Given data —
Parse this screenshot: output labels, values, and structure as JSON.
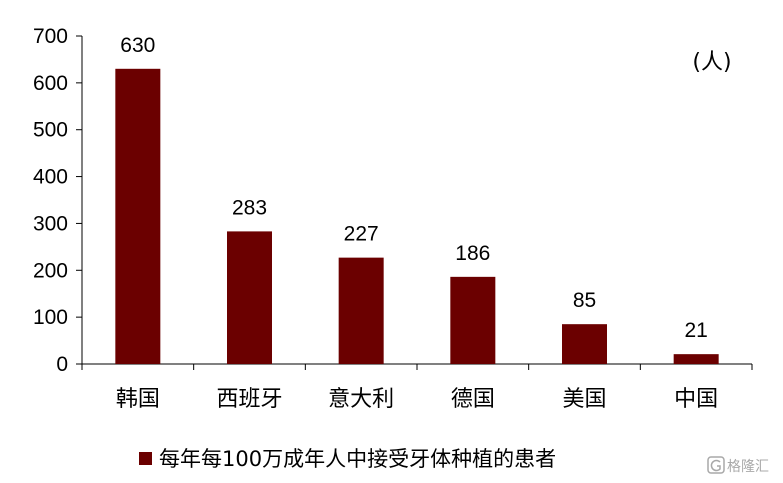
{
  "chart_data": {
    "type": "bar",
    "categories": [
      "韩国",
      "西班牙",
      "意大利",
      "德国",
      "美国",
      "中国"
    ],
    "series": [
      {
        "name": "每年每100万成年人中接受牙体种植的患者",
        "values": [
          630,
          283,
          227,
          186,
          85,
          21
        ],
        "color": "#6B0000"
      }
    ],
    "ylim": [
      0,
      700
    ],
    "yticks": [
      0,
      100,
      200,
      300,
      400,
      500,
      600,
      700
    ],
    "unit_label": "(人)",
    "grid": false,
    "legend_position": "bottom-center",
    "data_labels": true
  },
  "watermark": {
    "text": "格隆汇",
    "icon": "G-logo-icon",
    "color": "#9a9a9a"
  }
}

Required work — Every line that holds the word "values" should be extracted.

Response below —
Parse this screenshot: output labels, values, and structure as JSON.
        "values": [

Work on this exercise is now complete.